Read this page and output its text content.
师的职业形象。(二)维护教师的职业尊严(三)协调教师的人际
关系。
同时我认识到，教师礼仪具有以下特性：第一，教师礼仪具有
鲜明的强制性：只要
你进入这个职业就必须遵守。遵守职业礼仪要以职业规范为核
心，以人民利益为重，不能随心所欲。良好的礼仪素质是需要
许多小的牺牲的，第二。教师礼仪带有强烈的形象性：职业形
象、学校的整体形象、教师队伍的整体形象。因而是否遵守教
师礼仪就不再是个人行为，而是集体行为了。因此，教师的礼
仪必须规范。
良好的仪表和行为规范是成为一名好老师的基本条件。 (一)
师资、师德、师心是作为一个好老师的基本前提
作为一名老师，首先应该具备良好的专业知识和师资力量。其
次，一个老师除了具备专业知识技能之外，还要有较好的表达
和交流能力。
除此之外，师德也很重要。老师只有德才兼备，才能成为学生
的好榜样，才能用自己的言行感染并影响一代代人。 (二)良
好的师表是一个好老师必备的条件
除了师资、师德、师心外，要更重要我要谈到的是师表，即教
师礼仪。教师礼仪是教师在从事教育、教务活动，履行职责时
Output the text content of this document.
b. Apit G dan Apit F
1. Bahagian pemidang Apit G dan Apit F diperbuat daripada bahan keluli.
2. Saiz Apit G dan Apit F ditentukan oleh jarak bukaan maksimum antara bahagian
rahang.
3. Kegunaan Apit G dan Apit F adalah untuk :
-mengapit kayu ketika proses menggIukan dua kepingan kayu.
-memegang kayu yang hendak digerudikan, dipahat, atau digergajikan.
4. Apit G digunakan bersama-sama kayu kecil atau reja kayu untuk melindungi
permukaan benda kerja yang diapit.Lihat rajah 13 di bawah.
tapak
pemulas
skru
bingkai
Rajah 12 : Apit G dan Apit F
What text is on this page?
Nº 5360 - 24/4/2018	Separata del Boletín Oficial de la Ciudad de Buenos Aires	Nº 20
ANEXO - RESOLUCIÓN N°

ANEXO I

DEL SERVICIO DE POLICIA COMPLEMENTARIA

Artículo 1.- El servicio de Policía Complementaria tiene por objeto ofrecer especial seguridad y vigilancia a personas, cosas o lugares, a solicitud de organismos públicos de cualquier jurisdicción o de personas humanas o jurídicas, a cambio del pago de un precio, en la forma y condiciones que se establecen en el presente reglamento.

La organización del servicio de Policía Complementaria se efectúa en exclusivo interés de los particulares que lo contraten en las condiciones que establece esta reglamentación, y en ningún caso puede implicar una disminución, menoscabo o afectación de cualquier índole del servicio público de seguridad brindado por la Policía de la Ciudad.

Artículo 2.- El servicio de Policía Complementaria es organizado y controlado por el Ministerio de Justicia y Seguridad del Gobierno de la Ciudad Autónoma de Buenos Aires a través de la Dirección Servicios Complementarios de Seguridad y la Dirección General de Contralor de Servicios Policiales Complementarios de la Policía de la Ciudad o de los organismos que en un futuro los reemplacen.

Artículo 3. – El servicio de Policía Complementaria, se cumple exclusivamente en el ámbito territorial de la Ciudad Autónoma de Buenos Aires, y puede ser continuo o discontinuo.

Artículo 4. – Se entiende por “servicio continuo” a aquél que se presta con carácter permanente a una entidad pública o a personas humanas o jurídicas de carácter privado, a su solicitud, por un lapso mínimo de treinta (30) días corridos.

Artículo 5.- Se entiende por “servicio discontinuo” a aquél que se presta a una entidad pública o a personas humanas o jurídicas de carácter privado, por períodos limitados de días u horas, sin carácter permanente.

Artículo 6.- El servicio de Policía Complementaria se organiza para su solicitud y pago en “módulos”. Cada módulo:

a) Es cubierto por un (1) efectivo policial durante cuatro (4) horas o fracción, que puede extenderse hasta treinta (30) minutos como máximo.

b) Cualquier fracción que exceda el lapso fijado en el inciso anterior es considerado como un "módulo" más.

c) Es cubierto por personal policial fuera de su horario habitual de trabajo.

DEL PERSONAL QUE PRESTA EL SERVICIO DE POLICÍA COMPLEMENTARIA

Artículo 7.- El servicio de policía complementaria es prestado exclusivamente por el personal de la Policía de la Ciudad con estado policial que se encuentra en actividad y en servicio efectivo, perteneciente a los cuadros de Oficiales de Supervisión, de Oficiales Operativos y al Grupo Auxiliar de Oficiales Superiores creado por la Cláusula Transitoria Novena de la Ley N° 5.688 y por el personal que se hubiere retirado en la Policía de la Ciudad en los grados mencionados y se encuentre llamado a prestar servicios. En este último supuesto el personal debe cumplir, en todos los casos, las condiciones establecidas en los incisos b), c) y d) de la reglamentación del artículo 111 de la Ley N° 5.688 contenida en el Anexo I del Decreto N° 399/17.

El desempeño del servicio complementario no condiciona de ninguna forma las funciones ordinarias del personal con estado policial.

********************

What you will do ->
Faithfully transcribe the whole of the data.

The solution ->
Read this page and output its text content.
师的职业形象。(二)维护教师的职业尊严(三)协调教师的人际
关系。
同时我认识到，教师礼仪具有以下特性：第一，教师礼仪具有
鲜明的强制性：只要
你进入这个职业就必须遵守。遵守职业礼仪要以职业规范为核
心，以人民利益为重，不能随心所欲。良好的礼仪素质是需要
许多小的牺牲的，第二。教师礼仪带有强烈的形象性：职业形
象、学校的整体形象、教师队伍的整体形象。因而是否遵守教
师礼仪就不再是个人行为，而是集体行为了。因此，教师的礼
仪必须规范。
良好的仪表和行为规范是成为一名好老师的基本条件。 (一)
师资、师德、师心是作为一个好老师的基本前提
作为一名老师，首先应该具备良好的专业知识和师资力量。其
次，一个老师除了具备专业知识技能之外，还要有较好的表达
和交流能力。
除此之外，师德也很重要。老师只有德才兼备，才能成为学生
的好榜样，才能用自己的言行感染并影响一代代人。 (二)良
好的师表是一个好老师必备的条件
除了师资、师德、师心外，要更重要我要谈到的是师表，即教
师礼仪。教师礼仪是教师在从事教育、教务活动，履行职责时
Output the text content of this document.
b. Apit G dan Apit F
1. Bahagian pemidang Apit G dan Apit F diperbuat daripada bahan keluli.
2. Saiz Apit G dan Apit F ditentukan oleh jarak bukaan maksimum antara bahagian
rahang.
3. Kegunaan Apit G dan Apit F adalah untuk :
-mengapit kayu ketika proses menggIukan dua kepingan kayu.
-memegang kayu yang hendak digerudikan, dipahat, atau digergajikan.
4. Apit G digunakan bersama-sama kayu kecil atau reja kayu untuk melindungi
permukaan benda kerja yang diapit.Lihat rajah 13 di bawah.
tapak
pemulas
skru
bingkai
Rajah 12 : Apit G dan Apit F
What text is on this page?
Nº 5360 - 24/4/2018	Separata del Boletín Oficial de la Ciudad de Buenos Aires	Nº 20
ANEXO - RESOLUCIÓN N°

ANEXO I

DEL SERVICIO DE POLICIA COMPLEMENTARIA

Artículo 1.- El servicio de Policía Complementaria tiene por objeto ofrecer especial seguridad y vigilancia a personas, cosas o lugares, a solicitud de organismos públicos de cualquier jurisdicción o de personas humanas o jurídicas, a cambio del pago de un precio, en la forma y condiciones que se establecen en el presente reglamento.

La organización del servicio de Policía Complementaria se efectúa en exclusivo interés de los particulares que lo contraten en las condiciones que establece esta reglamentación, y en ningún caso puede implicar una disminución, menoscabo o afectación de cualquier índole del servicio público de seguridad brindado por la Policía de la Ciudad.

Artículo 2.- El servicio de Policía Complementaria es organizado y controlado por el Ministerio de Justicia y Seguridad del Gobierno de la Ciudad Autónoma de Buenos Aires a través de la Dirección Servicios Complementarios de Seguridad y la Dirección General de Contralor de Servicios Policiales Complementarios de la Policía de la Ciudad o de los organismos que en un futuro los reemplacen.

Artículo 3. – El servicio de Policía Complementaria, se cumple exclusivamente en el ámbito territorial de la Ciudad Autónoma de Buenos Aires, y puede ser continuo o discontinuo.

Artículo 4. – Se entiende por “servicio continuo” a aquél que se presta con carácter permanente a una entidad pública o a personas humanas o jurídicas de carácter privado, a su solicitud, por un lapso mínimo de treinta (30) días corridos.

Artículo 5.- Se entiende por “servicio discontinuo” a aquél que se presta a una entidad pública o a personas humanas o jurídicas de carácter privado, por períodos limitados de días u horas, sin carácter permanente.

Artículo 6.- El servicio de Policía Complementaria se organiza para su solicitud y pago en “módulos”. Cada módulo:

a) Es cubierto por un (1) efectivo policial durante cuatro (4) horas o fracción, que puede extenderse hasta treinta (30) minutos como máximo.

b) Cualquier fracción que exceda el lapso fijado en el inciso anterior es considerado como un "módulo" más.

c) Es cubierto por personal policial fuera de su horario habitual de trabajo.

DEL PERSONAL QUE PRESTA EL SERVICIO DE POLICÍA COMPLEMENTARIA

Artículo 7.- El servicio de policía complementaria es prestado exclusivamente por el personal de la Policía de la Ciudad con estado policial que se encuentra en actividad y en servicio efectivo, perteneciente a los cuadros de Oficiales de Supervisión, de Oficiales Operativos y al Grupo Auxiliar de Oficiales Superiores creado por la Cláusula Transitoria Novena de la Ley N° 5.688 y por el personal que se hubiere retirado en la Policía de la Ciudad en los grados mencionados y se encuentre llamado a prestar servicios. En este último supuesto el personal debe cumplir, en todos los casos, las condiciones establecidas en los incisos b), c) y d) de la reglamentación del artículo 111 de la Ley N° 5.688 contenida en el Anexo I del Decreto N° 399/17.

El desempeño del servicio complementario no condiciona de ninguna forma las funciones ordinarias del personal con estado policial.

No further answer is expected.